Starting at the beginning of the saved entries and ending at the line that contains "For every button, label, input, icon, or", rewrite those lines with "legend-label" changed to "legend-entry" and nothing else altered. Leave the pictures out.

Saved entries:
--- BEGIN ---

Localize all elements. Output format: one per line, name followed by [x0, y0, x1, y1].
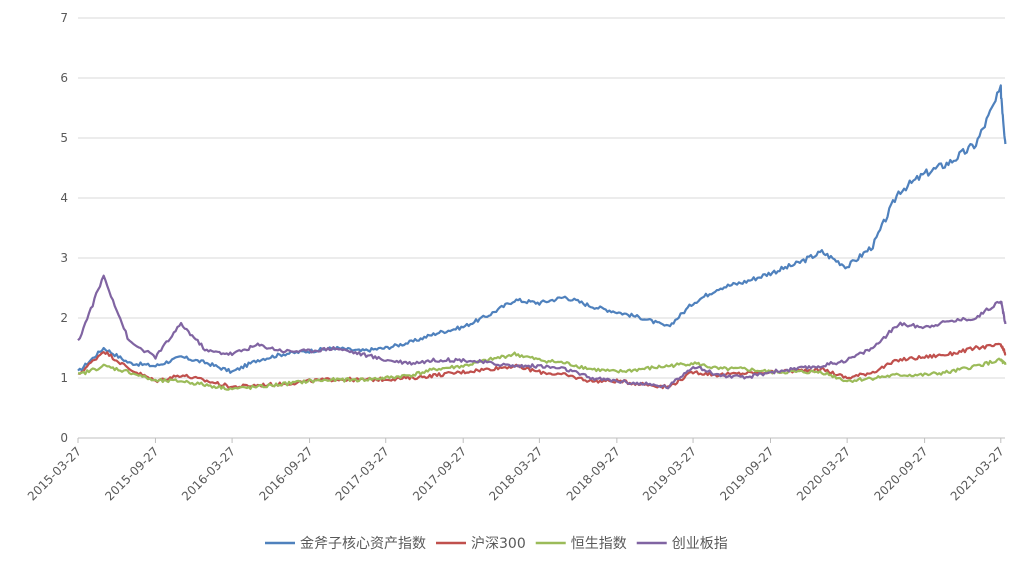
x-tick-label: 2020-03-27 [794, 444, 853, 503]
series-line [78, 351, 1007, 391]
y-tick-label: 0 [60, 431, 68, 445]
y-tick-label: 1 [60, 371, 68, 385]
y-tick-label: 4 [60, 191, 68, 205]
y-tick-label: 2 [60, 311, 68, 325]
x-tick-label: 2018-09-27 [564, 444, 623, 503]
x-tick-label: 2015-09-27 [102, 444, 161, 503]
x-tick-label: 2021-03-27 [948, 444, 1007, 503]
x-tick-label: 2019-09-27 [717, 444, 776, 503]
axes [77, 437, 1005, 443]
series-lines [77, 84, 1007, 391]
legend-label: 创业板指 [672, 536, 728, 552]
legend-label: 金斧子核心资产指数 [300, 536, 426, 552]
x-tick-label: 2017-09-27 [410, 444, 469, 503]
x-tick-label: 2020-09-27 [871, 444, 930, 503]
x-tick-label: 2015-03-27 [25, 444, 84, 503]
y-tick-labels: 0 1 2 3 4 5 6 7 [60, 11, 68, 445]
y-tick-label: 3 [60, 251, 68, 265]
legend: 金斧子核心资产指数 沪深300 恒生指数 创业板指 [265, 536, 728, 552]
series-line [77, 342, 1007, 390]
series-line [77, 84, 1007, 374]
x-tick-label: 2016-03-27 [179, 444, 238, 503]
x-tick-labels: 2015-03-27 2015-09-27 2016-03-27 2016-09-27… [25, 444, 1007, 503]
legend-label: 恒生指数 [571, 536, 627, 552]
grid-lines [78, 17, 1005, 379]
series-line [77, 274, 1007, 390]
y-tick-label: 7 [60, 11, 68, 25]
legend-label: 沪深300 [471, 536, 526, 552]
y-tick-label: 6 [60, 71, 68, 85]
x-tick-label: 2016-09-27 [256, 444, 315, 503]
x-tick-label: 2017-03-27 [333, 444, 392, 503]
x-tick-label: 2018-03-27 [486, 444, 545, 503]
y-tick-label: 5 [60, 131, 68, 145]
x-tick-label: 2019-03-27 [640, 444, 699, 503]
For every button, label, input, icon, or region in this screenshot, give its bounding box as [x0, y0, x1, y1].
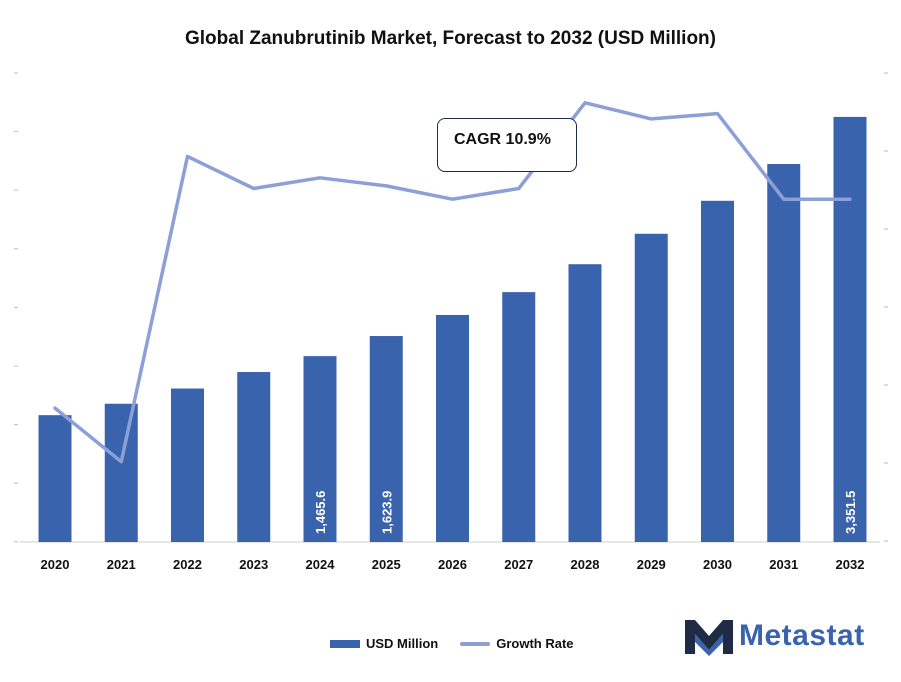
bar-2020[interactable] [38, 415, 72, 542]
bar-2024[interactable] [303, 356, 337, 542]
chart-title: Global Zanubrutinib Market, Forecast to … [184, 28, 716, 49]
bar-2023[interactable] [237, 372, 271, 542]
x-tick-2022: 2022 [173, 557, 202, 572]
legend-swatch-line [460, 641, 491, 646]
bar-2027[interactable] [502, 292, 536, 542]
data-labels: 1,465.6 1,623.9 3,351.5 [313, 491, 858, 534]
x-axis-tick-labels: 2020 2021 2022 2023 2024 2025 2026 2027 2028 2029… [41, 557, 865, 572]
left-axis-ticks [14, 72, 18, 543]
bar-2021[interactable] [104, 403, 138, 542]
legend-label-line: Growth Rate [496, 636, 574, 651]
brand-name: Metastat [739, 619, 865, 652]
data-label-2025: 1,623.9 [379, 491, 394, 534]
bar-2030[interactable] [701, 200, 734, 542]
bar-2031[interactable] [767, 164, 801, 542]
growth-rate-line [53, 101, 852, 464]
right-axis-ticks [884, 72, 888, 542]
x-tick-2027: 2027 [504, 557, 533, 572]
x-tick-2031: 2031 [769, 557, 798, 572]
x-tick-2023: 2023 [239, 557, 268, 572]
bar-2028[interactable] [568, 264, 602, 542]
x-tick-2024: 2024 [306, 557, 336, 572]
data-label-2032: 3,351.5 [843, 491, 858, 534]
x-tick-2028: 2028 [571, 557, 600, 572]
data-label-2024: 1,465.6 [313, 491, 328, 534]
x-tick-2020: 2020 [41, 557, 70, 572]
bar-2025[interactable] [369, 336, 403, 542]
bar-2022[interactable] [171, 388, 204, 542]
bar-series [38, 116, 867, 543]
x-tick-2032: 2032 [836, 557, 865, 572]
metastat-m-icon [685, 620, 733, 656]
bar-2032[interactable] [833, 116, 867, 543]
x-tick-2029: 2029 [637, 557, 666, 572]
x-tick-2021: 2021 [107, 557, 136, 572]
x-tick-2030: 2030 [703, 557, 732, 572]
x-tick-2025: 2025 [372, 557, 401, 572]
bar-2029[interactable] [634, 233, 668, 542]
cagr-callout: CAGR 10.9% [437, 118, 577, 172]
legend-item-line[interactable]: Growth Rate [460, 636, 574, 651]
legend-label-bar: USD Million [366, 636, 439, 651]
bar-2026[interactable] [436, 314, 469, 542]
x-tick-2026: 2026 [438, 557, 467, 572]
legend-item-bar[interactable]: USD Million [330, 636, 438, 651]
brand-logo: Metastat [683, 616, 865, 656]
legend: USD Million Growth Rate [330, 636, 596, 651]
legend-swatch-bar [330, 639, 360, 648]
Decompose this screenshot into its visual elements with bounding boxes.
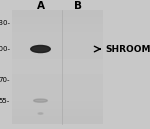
- Text: 100-: 100-: [0, 46, 10, 52]
- Ellipse shape: [31, 46, 50, 53]
- Text: 55-: 55-: [0, 98, 10, 104]
- Ellipse shape: [34, 99, 47, 102]
- Text: B: B: [74, 1, 82, 11]
- Ellipse shape: [38, 113, 43, 114]
- Text: 130-: 130-: [0, 20, 10, 26]
- Text: A: A: [36, 1, 45, 11]
- Text: SHROOM1: SHROOM1: [105, 45, 150, 54]
- Text: 70-: 70-: [0, 77, 10, 83]
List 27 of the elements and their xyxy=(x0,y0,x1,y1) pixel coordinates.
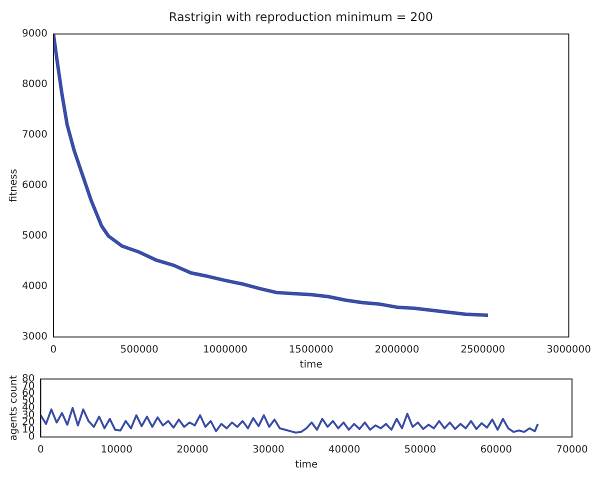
chart-title: Rastrigin with reproduction minimum = 200 xyxy=(168,9,434,26)
y-tick-label: 6000 xyxy=(22,180,48,192)
y-tick-label: 0 xyxy=(28,432,35,443)
x-tick-label: 40000 xyxy=(328,444,360,456)
y-tick-label: 4000 xyxy=(22,281,48,292)
y-tick-label: 7000 xyxy=(22,130,48,141)
x-tick-label: 20000 xyxy=(176,444,208,456)
y-axis-title: fitness xyxy=(8,168,20,202)
x-tick-label: 30000 xyxy=(252,444,284,456)
x-tick-label: 2000000 xyxy=(374,344,420,356)
x-tick-label: 500000 xyxy=(120,344,158,356)
y-tick-label: 5000 xyxy=(22,230,48,242)
x-tick-label: 3000000 xyxy=(546,344,592,356)
x-tick-label: 0 xyxy=(50,344,57,356)
y-tick-label: 9000 xyxy=(22,28,48,40)
x-tick-label: 10000 xyxy=(100,444,133,456)
x-tick-label: 1000000 xyxy=(202,344,248,356)
y-tick-label: 3000 xyxy=(22,332,48,343)
x-tick-label: 60000 xyxy=(480,444,512,456)
x-tick-label: 2500000 xyxy=(460,344,506,356)
y-axis-title: agents count xyxy=(8,375,20,441)
x-tick-label: 1500000 xyxy=(288,344,334,356)
x-axis-title: time xyxy=(300,360,322,371)
x-tick-label: 70000 xyxy=(556,444,588,456)
x-axis-title: time xyxy=(295,460,318,471)
x-tick-label: 50000 xyxy=(404,444,436,456)
y-tick-label: 8000 xyxy=(22,79,48,90)
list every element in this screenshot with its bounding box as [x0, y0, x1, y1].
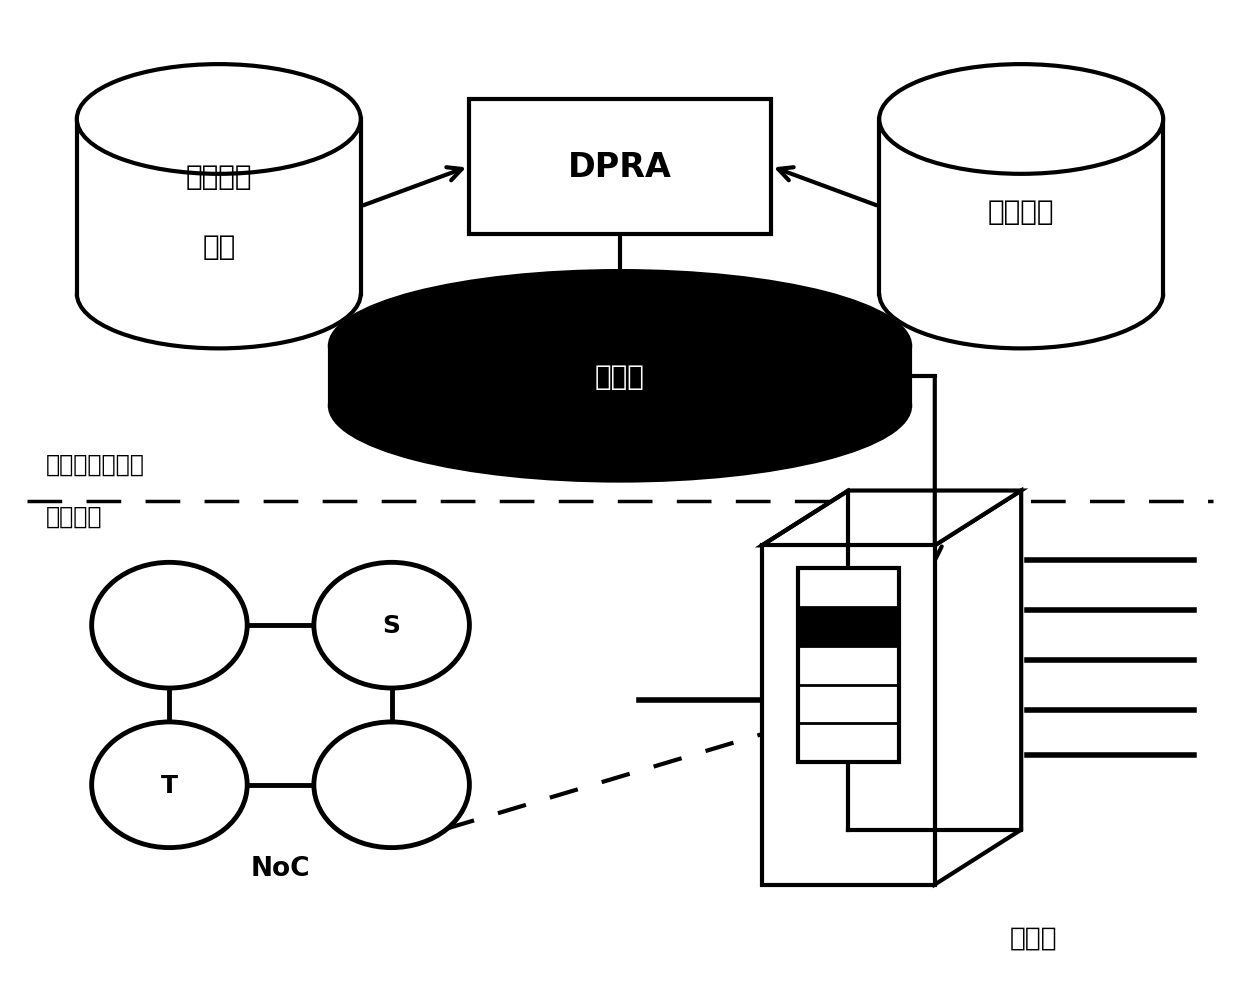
Bar [797, 607, 899, 646]
Text: T: T [161, 773, 177, 797]
Text: NoC: NoC [250, 855, 310, 881]
Text: 节点信息: 节点信息 [988, 198, 1054, 226]
Ellipse shape [330, 332, 910, 481]
Text: 在线路由: 在线路由 [46, 504, 103, 528]
Bar [469, 100, 771, 234]
Text: 配置: 配置 [202, 232, 236, 261]
Bar [761, 546, 935, 885]
Ellipse shape [92, 722, 247, 848]
Ellipse shape [92, 563, 247, 688]
Ellipse shape [330, 272, 910, 421]
Bar [77, 120, 361, 295]
Bar [879, 120, 1163, 295]
Text: S: S [383, 613, 401, 637]
Polygon shape [935, 491, 1022, 885]
Text: 交换机: 交换机 [1009, 925, 1058, 951]
Text: DPRA: DPRA [568, 150, 672, 183]
Polygon shape [761, 491, 1022, 546]
Text: 路由表: 路由表 [595, 363, 645, 391]
Text: 故障链路: 故障链路 [186, 163, 252, 191]
Text: 离线生成路由表: 离线生成路由表 [46, 452, 145, 476]
Bar [797, 568, 899, 763]
Ellipse shape [77, 65, 361, 174]
Ellipse shape [879, 65, 1163, 174]
Bar [330, 347, 910, 407]
Ellipse shape [314, 563, 470, 688]
Ellipse shape [314, 722, 470, 848]
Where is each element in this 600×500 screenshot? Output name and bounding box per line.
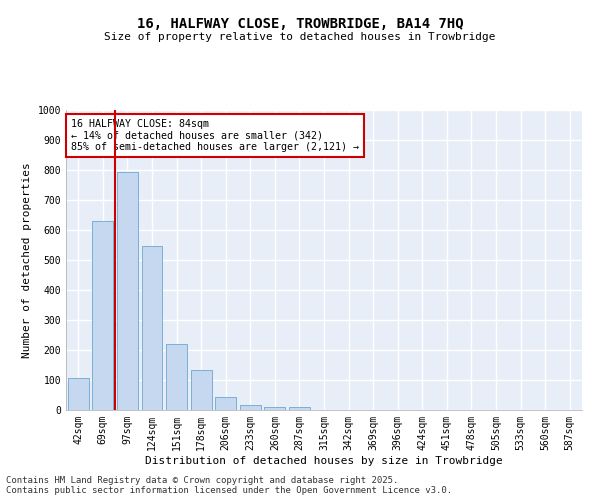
Bar xyxy=(215,398,236,410)
Bar xyxy=(68,378,89,410)
Text: 16 HALFWAY CLOSE: 84sqm
← 14% of detached houses are smaller (342)
85% of semi-d: 16 HALFWAY CLOSE: 84sqm ← 14% of detache… xyxy=(71,119,359,152)
Bar xyxy=(265,407,286,410)
Bar xyxy=(142,246,163,410)
Bar xyxy=(92,221,113,410)
Bar xyxy=(117,172,138,410)
X-axis label: Distribution of detached houses by size in Trowbridge: Distribution of detached houses by size … xyxy=(145,456,503,466)
Text: 16, HALFWAY CLOSE, TROWBRIDGE, BA14 7HQ: 16, HALFWAY CLOSE, TROWBRIDGE, BA14 7HQ xyxy=(137,18,463,32)
Bar xyxy=(191,370,212,410)
Bar xyxy=(289,407,310,410)
Bar xyxy=(166,344,187,410)
Text: Size of property relative to detached houses in Trowbridge: Size of property relative to detached ho… xyxy=(104,32,496,42)
Bar xyxy=(240,405,261,410)
Y-axis label: Number of detached properties: Number of detached properties xyxy=(22,162,32,358)
Text: Contains HM Land Registry data © Crown copyright and database right 2025.
Contai: Contains HM Land Registry data © Crown c… xyxy=(6,476,452,495)
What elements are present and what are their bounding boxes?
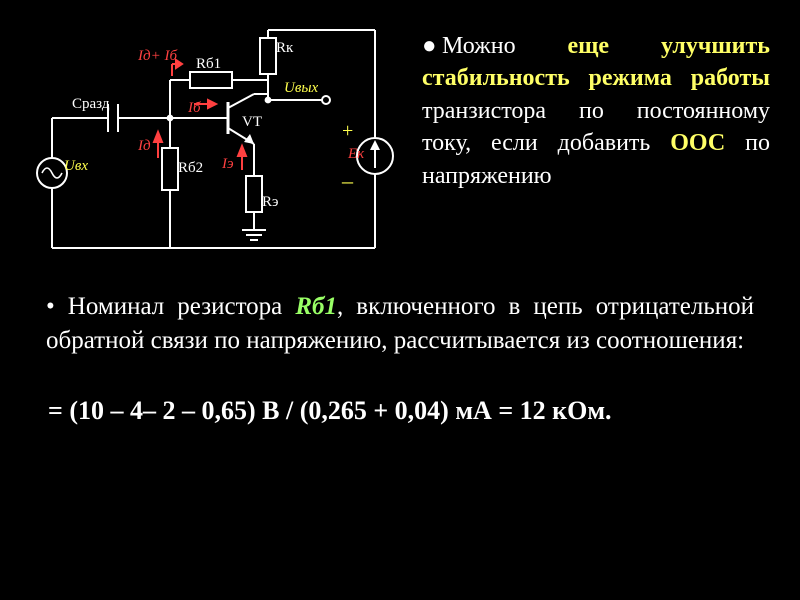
label-uvx: Uвх (64, 158, 88, 175)
label-id: Iд (138, 138, 151, 155)
label-rb1: Rб1 (196, 56, 221, 73)
label-vt: VT (242, 114, 262, 131)
label-rb2: Rб2 (178, 160, 203, 177)
circuit-diagram: Сразд Uвх Iд+ Iб Rб1 Iб Iд Rб2 Rк Uвых V… (30, 18, 400, 268)
label-ie: Iэ (222, 156, 234, 173)
mp-rb1: Rб1 (295, 293, 337, 320)
label-crazd: Сразд (72, 96, 109, 113)
label-plus: + (342, 120, 353, 143)
bullet-paragraph-1: ●Можно еще улуч­шить стабильность режима… (400, 18, 770, 192)
b1-p1: Можно (442, 33, 568, 59)
mp-pre: • Номинал резистора (46, 293, 295, 320)
label-rk: Rк (276, 40, 293, 57)
label-ib: Iб (188, 100, 201, 117)
label-re: Rэ (262, 194, 278, 211)
label-ek: Ек (348, 146, 364, 163)
formula-line: = (10 – 4– 2 – 0,65) В / (0,265 + 0,04) … (0, 358, 800, 426)
b1-hl2: ООС (670, 130, 725, 156)
label-uvyx: Uвых (284, 80, 318, 97)
label-minus: – (342, 168, 353, 194)
mid-paragraph: • Номинал резистора Rб1, включенного в ц… (0, 268, 800, 358)
label-idib: Iд+ Iб (138, 48, 177, 65)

--- END ---

Problem solution |
Localize all elements. Output format: one per line, name followed by [x0, y0, x1, y1].
x-tick-label: 2020-03-27 [794, 444, 853, 503]
series-line [78, 351, 1007, 391]
y-tick-label: 0 [60, 431, 68, 445]
y-tick-label: 1 [60, 371, 68, 385]
y-tick-label: 4 [60, 191, 68, 205]
y-tick-label: 2 [60, 311, 68, 325]
x-tick-label: 2018-09-27 [564, 444, 623, 503]
x-tick-label: 2015-09-27 [102, 444, 161, 503]
x-tick-label: 2021-03-27 [948, 444, 1007, 503]
x-tick-label: 2019-09-27 [717, 444, 776, 503]
axes [77, 437, 1005, 443]
series-lines [77, 84, 1007, 391]
legend-entry: 创业板指 [672, 536, 728, 552]
legend-entry: 金斧子核心资产指数 [300, 536, 426, 552]
x-tick-label: 2017-09-27 [410, 444, 469, 503]
x-tick-label: 2020-09-27 [871, 444, 930, 503]
x-tick-label: 2015-03-27 [25, 444, 84, 503]
y-tick-labels: 0 1 2 3 4 5 6 7 [60, 11, 68, 445]
y-tick-label: 3 [60, 251, 68, 265]
legend: 金斧子核心资产指数 沪深300 恒生指数 创业板指 [265, 536, 728, 552]
series-line [77, 342, 1007, 390]
series-line [77, 84, 1007, 374]
x-tick-label: 2016-03-27 [179, 444, 238, 503]
x-tick-labels: 2015-03-27 2015-09-27 2016-03-27 2016-09-27… [25, 444, 1007, 503]
legend-entry: 恒生指数 [571, 536, 627, 552]
grid-lines [78, 17, 1005, 379]
series-line [77, 274, 1007, 390]
y-tick-label: 7 [60, 11, 68, 25]
legend-entry: 沪深300 [471, 536, 526, 552]
y-tick-label: 6 [60, 71, 68, 85]
x-tick-label: 2016-09-27 [256, 444, 315, 503]
x-tick-label: 2017-03-27 [333, 444, 392, 503]
x-tick-label: 2018-03-27 [486, 444, 545, 503]
y-tick-label: 5 [60, 131, 68, 145]
x-tick-label: 2019-03-27 [640, 444, 699, 503]
For every button, label, input, icon, or region in this screenshot, give its bounding box as [x0, y0, x1, y1].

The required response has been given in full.